▶ Dataset extract:

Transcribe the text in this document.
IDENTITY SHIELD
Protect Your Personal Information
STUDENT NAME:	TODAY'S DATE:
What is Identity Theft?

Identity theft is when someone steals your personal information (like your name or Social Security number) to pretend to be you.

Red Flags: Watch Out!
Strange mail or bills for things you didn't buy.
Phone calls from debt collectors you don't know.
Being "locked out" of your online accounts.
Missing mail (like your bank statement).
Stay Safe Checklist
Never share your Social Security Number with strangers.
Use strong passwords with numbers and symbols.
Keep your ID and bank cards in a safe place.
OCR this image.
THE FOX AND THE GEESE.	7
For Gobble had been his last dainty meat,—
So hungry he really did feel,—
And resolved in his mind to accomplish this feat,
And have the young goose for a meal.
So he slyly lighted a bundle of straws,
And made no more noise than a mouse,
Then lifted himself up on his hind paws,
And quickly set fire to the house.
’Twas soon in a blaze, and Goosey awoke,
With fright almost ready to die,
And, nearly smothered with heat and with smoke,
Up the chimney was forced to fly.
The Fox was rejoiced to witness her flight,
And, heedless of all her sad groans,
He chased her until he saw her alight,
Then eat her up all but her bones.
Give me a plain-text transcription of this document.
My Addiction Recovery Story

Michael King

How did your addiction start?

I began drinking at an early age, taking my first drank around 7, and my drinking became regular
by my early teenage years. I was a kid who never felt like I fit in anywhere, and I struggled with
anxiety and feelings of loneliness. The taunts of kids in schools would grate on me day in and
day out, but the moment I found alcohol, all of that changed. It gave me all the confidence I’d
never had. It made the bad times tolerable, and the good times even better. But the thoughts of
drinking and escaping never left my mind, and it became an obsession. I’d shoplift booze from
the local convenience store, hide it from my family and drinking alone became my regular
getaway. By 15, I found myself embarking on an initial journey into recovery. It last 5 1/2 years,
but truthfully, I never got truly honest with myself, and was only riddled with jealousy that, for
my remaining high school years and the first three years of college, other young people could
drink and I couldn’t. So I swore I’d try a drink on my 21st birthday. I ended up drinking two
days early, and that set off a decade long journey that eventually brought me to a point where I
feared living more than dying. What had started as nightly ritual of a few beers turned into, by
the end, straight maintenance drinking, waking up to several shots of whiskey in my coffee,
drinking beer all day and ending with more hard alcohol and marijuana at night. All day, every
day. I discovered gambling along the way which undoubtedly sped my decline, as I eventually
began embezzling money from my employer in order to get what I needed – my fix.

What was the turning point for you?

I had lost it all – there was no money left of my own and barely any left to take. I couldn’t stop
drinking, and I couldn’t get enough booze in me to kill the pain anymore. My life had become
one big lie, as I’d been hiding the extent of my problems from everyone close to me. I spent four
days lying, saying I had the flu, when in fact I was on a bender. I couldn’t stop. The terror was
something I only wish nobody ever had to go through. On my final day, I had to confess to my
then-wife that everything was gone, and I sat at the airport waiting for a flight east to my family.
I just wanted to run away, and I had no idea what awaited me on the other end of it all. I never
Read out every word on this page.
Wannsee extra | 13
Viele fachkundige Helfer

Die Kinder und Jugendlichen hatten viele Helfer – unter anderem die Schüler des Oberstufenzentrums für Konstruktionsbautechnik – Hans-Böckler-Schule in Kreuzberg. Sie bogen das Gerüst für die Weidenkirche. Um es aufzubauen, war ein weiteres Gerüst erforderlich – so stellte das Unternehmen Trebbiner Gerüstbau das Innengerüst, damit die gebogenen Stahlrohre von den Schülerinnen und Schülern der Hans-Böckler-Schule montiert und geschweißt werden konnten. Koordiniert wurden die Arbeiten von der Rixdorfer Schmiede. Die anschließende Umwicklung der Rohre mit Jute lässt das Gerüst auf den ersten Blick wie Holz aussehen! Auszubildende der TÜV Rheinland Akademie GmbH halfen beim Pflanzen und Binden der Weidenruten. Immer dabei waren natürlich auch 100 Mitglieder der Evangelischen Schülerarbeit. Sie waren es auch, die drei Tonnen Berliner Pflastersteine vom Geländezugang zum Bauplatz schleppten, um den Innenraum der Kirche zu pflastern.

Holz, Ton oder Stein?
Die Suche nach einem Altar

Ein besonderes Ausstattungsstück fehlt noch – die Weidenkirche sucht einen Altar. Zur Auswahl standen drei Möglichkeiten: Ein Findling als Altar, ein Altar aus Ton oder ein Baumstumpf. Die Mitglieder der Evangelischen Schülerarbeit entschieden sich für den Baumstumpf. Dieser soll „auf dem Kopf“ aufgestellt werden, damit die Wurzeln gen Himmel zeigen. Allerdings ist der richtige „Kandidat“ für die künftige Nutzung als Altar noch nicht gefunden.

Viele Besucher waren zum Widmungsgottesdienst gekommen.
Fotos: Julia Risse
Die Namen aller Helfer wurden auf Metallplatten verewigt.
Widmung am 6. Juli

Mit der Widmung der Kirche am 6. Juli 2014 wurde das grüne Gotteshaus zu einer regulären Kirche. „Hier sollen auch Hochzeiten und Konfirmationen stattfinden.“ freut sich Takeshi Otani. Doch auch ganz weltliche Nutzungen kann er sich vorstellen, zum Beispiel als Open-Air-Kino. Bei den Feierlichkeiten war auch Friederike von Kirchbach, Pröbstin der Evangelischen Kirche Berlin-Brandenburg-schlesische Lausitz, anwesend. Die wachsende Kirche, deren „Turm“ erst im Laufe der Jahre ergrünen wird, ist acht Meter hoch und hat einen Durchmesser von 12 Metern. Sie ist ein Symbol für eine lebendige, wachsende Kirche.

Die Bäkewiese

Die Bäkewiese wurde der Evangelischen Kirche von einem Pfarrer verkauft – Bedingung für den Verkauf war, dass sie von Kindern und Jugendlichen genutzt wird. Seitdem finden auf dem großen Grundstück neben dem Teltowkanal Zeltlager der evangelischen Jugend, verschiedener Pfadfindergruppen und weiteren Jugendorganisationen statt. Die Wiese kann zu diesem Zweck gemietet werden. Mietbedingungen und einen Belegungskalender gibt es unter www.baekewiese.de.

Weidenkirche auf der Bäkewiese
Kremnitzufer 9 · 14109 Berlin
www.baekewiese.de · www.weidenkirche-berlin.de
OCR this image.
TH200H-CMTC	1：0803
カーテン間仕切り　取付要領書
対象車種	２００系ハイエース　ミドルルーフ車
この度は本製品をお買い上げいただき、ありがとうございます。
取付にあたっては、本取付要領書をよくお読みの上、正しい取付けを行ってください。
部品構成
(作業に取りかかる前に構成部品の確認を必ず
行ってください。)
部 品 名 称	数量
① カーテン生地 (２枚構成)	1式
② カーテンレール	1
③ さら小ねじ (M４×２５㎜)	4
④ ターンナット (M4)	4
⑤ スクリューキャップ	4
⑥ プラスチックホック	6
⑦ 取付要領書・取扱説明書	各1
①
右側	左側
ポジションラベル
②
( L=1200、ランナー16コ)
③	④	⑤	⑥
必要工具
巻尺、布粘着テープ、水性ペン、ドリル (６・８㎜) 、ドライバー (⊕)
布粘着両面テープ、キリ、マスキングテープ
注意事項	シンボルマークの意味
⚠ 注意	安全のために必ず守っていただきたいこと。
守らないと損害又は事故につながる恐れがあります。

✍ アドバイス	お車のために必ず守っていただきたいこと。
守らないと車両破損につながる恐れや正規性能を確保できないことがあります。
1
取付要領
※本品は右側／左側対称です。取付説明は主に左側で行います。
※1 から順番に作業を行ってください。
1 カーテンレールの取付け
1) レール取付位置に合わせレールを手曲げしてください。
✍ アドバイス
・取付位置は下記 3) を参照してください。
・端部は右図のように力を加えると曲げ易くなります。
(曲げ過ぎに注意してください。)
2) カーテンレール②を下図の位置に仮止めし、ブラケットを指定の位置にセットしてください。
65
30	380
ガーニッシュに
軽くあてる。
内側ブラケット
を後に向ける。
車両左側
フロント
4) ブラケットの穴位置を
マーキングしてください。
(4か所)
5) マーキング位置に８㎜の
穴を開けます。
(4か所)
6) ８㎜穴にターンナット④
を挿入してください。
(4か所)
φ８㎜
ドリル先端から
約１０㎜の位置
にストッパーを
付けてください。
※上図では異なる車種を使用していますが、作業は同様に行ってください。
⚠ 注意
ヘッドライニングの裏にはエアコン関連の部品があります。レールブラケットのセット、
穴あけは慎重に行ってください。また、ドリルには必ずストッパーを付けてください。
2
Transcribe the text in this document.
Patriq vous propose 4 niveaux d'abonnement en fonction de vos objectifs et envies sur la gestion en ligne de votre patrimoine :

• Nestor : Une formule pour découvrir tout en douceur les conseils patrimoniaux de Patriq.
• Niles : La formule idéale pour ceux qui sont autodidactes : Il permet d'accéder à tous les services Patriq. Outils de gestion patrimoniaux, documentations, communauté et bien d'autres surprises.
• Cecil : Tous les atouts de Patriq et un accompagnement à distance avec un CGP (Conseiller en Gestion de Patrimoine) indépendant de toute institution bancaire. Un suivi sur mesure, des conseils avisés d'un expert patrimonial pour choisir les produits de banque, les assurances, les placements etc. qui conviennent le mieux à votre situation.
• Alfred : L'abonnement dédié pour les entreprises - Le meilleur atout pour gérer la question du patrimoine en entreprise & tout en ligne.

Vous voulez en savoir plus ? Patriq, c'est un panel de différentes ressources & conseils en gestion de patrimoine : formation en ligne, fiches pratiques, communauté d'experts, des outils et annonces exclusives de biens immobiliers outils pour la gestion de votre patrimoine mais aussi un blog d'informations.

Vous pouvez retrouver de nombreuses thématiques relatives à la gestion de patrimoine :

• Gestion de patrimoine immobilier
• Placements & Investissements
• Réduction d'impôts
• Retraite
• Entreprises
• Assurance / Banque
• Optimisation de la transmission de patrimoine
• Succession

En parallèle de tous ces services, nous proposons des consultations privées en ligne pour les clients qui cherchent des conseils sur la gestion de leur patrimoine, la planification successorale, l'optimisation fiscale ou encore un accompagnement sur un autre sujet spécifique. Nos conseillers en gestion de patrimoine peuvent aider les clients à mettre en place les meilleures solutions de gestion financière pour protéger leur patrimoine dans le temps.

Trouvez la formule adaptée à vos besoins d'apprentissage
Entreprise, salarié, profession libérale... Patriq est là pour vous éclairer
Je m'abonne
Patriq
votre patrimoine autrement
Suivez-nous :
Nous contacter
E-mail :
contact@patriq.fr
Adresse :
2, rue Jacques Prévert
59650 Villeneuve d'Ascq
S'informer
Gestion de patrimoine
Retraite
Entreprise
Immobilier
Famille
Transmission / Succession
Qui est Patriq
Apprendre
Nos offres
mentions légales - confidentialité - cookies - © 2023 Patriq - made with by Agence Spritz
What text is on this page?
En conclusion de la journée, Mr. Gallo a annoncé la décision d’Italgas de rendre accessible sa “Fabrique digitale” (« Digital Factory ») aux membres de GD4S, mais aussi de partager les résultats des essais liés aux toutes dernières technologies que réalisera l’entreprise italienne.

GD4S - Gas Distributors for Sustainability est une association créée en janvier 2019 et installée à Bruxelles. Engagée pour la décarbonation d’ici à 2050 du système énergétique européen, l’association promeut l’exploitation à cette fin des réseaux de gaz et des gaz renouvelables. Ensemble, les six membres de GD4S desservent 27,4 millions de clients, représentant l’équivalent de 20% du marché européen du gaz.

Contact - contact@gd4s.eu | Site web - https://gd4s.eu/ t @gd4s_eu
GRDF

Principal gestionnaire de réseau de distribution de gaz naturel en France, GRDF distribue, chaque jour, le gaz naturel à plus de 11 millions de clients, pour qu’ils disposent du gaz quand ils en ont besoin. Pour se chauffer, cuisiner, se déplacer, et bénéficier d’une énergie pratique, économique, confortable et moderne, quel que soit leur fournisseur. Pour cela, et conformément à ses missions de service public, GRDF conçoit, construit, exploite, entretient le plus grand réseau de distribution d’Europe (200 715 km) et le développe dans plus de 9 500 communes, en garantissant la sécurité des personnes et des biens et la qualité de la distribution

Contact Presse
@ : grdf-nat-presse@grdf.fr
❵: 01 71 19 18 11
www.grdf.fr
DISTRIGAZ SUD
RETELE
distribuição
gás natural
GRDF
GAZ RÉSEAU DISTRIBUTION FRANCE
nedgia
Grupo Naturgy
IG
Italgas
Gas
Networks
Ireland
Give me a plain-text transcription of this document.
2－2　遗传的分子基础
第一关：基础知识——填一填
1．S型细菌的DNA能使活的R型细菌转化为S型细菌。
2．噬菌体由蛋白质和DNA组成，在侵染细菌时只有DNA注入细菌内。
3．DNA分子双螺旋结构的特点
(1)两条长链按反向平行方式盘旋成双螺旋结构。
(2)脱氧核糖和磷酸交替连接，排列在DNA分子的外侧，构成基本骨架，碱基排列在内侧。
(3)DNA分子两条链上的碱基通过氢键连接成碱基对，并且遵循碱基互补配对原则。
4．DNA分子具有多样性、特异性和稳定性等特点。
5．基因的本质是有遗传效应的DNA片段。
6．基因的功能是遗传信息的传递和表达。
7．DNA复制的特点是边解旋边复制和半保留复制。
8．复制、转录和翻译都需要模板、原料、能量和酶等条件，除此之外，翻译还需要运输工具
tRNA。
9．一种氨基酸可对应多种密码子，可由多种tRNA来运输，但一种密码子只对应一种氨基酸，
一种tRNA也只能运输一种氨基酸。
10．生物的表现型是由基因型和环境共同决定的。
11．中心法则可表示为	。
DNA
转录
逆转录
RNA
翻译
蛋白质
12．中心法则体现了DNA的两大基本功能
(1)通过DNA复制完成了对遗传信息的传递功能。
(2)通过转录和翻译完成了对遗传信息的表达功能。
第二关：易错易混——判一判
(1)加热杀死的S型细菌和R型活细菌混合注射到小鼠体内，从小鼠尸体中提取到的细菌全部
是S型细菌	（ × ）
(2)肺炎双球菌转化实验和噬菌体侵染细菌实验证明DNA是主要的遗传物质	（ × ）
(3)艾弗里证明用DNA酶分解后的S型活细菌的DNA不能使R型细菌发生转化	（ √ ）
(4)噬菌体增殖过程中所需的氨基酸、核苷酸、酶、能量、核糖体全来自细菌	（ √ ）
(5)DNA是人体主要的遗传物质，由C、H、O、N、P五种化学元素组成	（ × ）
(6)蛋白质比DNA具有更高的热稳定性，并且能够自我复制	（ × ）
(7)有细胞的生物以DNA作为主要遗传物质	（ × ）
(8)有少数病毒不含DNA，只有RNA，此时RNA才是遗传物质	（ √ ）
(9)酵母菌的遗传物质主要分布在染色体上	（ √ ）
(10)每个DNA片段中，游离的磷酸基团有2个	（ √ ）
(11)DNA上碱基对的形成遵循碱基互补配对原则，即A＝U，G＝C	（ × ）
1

▶ Problem statement: Give only the number of lines in the data that include the string "first".

▶ Task response: 2